━━━ EXCERPTED RECORDS
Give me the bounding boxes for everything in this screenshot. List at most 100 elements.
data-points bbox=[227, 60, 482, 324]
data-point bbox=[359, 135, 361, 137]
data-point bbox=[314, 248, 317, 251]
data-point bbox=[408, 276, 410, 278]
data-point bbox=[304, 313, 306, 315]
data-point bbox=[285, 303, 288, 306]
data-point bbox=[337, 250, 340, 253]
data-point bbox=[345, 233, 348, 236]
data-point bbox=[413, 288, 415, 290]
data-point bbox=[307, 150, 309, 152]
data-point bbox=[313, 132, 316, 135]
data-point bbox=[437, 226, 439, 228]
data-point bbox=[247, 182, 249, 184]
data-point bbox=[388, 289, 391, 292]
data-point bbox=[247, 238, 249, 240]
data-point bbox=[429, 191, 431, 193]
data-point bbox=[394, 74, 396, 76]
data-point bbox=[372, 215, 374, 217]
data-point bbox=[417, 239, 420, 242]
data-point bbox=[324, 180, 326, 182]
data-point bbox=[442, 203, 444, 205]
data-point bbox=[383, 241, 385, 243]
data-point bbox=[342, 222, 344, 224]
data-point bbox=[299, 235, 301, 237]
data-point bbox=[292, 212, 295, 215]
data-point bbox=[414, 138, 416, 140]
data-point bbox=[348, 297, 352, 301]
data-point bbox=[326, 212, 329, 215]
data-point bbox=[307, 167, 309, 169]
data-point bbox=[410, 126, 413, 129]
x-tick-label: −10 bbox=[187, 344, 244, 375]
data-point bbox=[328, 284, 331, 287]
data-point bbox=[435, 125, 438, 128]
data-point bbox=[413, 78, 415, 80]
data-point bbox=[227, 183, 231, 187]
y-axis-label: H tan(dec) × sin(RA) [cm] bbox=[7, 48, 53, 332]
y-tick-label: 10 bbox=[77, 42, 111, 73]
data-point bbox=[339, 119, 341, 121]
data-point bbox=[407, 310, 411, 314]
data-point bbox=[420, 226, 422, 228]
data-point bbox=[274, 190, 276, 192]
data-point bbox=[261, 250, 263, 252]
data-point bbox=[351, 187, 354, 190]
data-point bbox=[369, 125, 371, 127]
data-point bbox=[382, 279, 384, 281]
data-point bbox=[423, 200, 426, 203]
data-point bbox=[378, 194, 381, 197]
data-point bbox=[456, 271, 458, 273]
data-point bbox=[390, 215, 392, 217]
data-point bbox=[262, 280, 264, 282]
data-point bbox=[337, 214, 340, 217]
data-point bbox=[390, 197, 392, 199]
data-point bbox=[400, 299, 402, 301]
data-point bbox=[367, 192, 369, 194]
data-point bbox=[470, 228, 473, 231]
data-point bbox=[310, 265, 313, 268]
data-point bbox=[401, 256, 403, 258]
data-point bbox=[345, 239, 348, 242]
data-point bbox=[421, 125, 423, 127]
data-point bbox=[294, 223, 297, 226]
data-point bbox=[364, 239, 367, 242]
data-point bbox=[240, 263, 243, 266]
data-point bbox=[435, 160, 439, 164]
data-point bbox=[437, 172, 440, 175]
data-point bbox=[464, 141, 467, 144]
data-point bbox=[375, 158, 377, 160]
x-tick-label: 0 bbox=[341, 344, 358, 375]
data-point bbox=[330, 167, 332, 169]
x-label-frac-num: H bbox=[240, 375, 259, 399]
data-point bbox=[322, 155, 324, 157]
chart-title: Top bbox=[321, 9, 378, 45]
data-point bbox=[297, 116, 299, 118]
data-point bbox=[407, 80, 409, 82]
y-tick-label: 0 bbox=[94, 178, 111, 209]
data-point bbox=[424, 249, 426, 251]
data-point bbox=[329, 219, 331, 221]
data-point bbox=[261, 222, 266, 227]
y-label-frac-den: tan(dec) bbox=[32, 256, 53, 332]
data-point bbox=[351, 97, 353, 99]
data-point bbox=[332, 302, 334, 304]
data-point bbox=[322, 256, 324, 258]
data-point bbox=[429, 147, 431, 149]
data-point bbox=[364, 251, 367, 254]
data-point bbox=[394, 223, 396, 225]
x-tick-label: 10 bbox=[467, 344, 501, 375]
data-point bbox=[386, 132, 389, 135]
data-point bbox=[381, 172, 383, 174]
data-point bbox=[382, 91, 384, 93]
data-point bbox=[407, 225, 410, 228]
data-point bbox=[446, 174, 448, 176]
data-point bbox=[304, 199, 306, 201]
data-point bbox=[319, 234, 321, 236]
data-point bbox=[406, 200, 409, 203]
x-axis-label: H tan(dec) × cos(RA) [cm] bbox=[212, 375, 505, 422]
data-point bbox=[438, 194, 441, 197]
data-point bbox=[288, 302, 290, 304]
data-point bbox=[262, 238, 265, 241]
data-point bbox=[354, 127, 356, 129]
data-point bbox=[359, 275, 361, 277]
━━━━━━
▶ _WHAT YOU NEED TO DO_
Can you copy out the listing above line for line, without changing a single character?

▶ _ANSWER TO THIS EXERCISE_
Give me the bounding boxes for everything in this screenshot. List at most 100 elements.
data-points bbox=[227, 60, 482, 324]
data-point bbox=[359, 135, 361, 137]
data-point bbox=[314, 248, 317, 251]
data-point bbox=[408, 276, 410, 278]
data-point bbox=[304, 313, 306, 315]
data-point bbox=[285, 303, 288, 306]
data-point bbox=[337, 250, 340, 253]
data-point bbox=[345, 233, 348, 236]
data-point bbox=[413, 288, 415, 290]
data-point bbox=[307, 150, 309, 152]
data-point bbox=[313, 132, 316, 135]
data-point bbox=[437, 226, 439, 228]
data-point bbox=[247, 182, 249, 184]
data-point bbox=[388, 289, 391, 292]
data-point bbox=[247, 238, 249, 240]
data-point bbox=[429, 191, 431, 193]
data-point bbox=[394, 74, 396, 76]
data-point bbox=[372, 215, 374, 217]
data-point bbox=[417, 239, 420, 242]
data-point bbox=[324, 180, 326, 182]
data-point bbox=[442, 203, 444, 205]
data-point bbox=[383, 241, 385, 243]
data-point bbox=[342, 222, 344, 224]
data-point bbox=[299, 235, 301, 237]
data-point bbox=[292, 212, 295, 215]
data-point bbox=[414, 138, 416, 140]
data-point bbox=[348, 297, 352, 301]
data-point bbox=[326, 212, 329, 215]
data-point bbox=[307, 167, 309, 169]
data-point bbox=[410, 126, 413, 129]
x-tick-label: −10 bbox=[187, 344, 244, 375]
data-point bbox=[328, 284, 331, 287]
data-point bbox=[435, 125, 438, 128]
data-point bbox=[413, 78, 415, 80]
data-point bbox=[227, 183, 231, 187]
y-axis-label: H tan(dec) × sin(RA) [cm] bbox=[7, 48, 53, 332]
y-tick-label: 10 bbox=[77, 42, 111, 73]
data-point bbox=[339, 119, 341, 121]
data-point bbox=[407, 310, 411, 314]
data-point bbox=[420, 226, 422, 228]
data-point bbox=[274, 190, 276, 192]
data-point bbox=[261, 250, 263, 252]
data-point bbox=[351, 187, 354, 190]
data-point bbox=[369, 125, 371, 127]
data-point bbox=[382, 279, 384, 281]
data-point bbox=[423, 200, 426, 203]
data-point bbox=[378, 194, 381, 197]
data-point bbox=[456, 271, 458, 273]
data-point bbox=[390, 215, 392, 217]
data-point bbox=[262, 280, 264, 282]
data-point bbox=[337, 214, 340, 217]
data-point bbox=[390, 197, 392, 199]
data-point bbox=[400, 299, 402, 301]
data-point bbox=[367, 192, 369, 194]
data-point bbox=[470, 228, 473, 231]
data-point bbox=[310, 265, 313, 268]
data-point bbox=[401, 256, 403, 258]
data-point bbox=[345, 239, 348, 242]
data-point bbox=[421, 125, 423, 127]
data-point bbox=[294, 223, 297, 226]
data-point bbox=[364, 239, 367, 242]
data-point bbox=[240, 263, 243, 266]
data-point bbox=[435, 160, 439, 164]
data-point bbox=[437, 172, 440, 175]
data-point bbox=[464, 141, 467, 144]
data-point bbox=[375, 158, 377, 160]
x-tick-label: 0 bbox=[341, 344, 358, 375]
data-point bbox=[330, 167, 332, 169]
x-label-frac-num: H bbox=[240, 375, 259, 399]
data-point bbox=[322, 155, 324, 157]
chart-title: Top bbox=[321, 9, 378, 45]
data-point bbox=[297, 116, 299, 118]
data-point bbox=[407, 80, 409, 82]
y-tick-label: 0 bbox=[94, 178, 111, 209]
data-point bbox=[424, 249, 426, 251]
data-point bbox=[329, 219, 331, 221]
data-point bbox=[261, 222, 266, 227]
y-label-frac-den: tan(dec) bbox=[32, 256, 53, 332]
data-point bbox=[351, 97, 353, 99]
data-point bbox=[332, 302, 334, 304]
data-point bbox=[322, 256, 324, 258]
data-point bbox=[429, 147, 431, 149]
data-point bbox=[364, 251, 367, 254]
data-point bbox=[394, 223, 396, 225]
x-tick-label: 10 bbox=[467, 344, 501, 375]
data-point bbox=[386, 132, 389, 135]
data-point bbox=[381, 172, 383, 174]
data-point bbox=[382, 91, 384, 93]
data-point bbox=[407, 225, 410, 228]
data-point bbox=[446, 174, 448, 176]
data-point bbox=[304, 199, 306, 201]
data-point bbox=[319, 234, 321, 236]
data-point bbox=[406, 200, 409, 203]
x-axis-label: H tan(dec) × cos(RA) [cm] bbox=[212, 375, 505, 422]
data-point bbox=[438, 194, 441, 197]
data-point bbox=[288, 302, 290, 304]
data-point bbox=[262, 238, 265, 241]
data-point bbox=[354, 127, 356, 129]
data-point bbox=[359, 275, 361, 277]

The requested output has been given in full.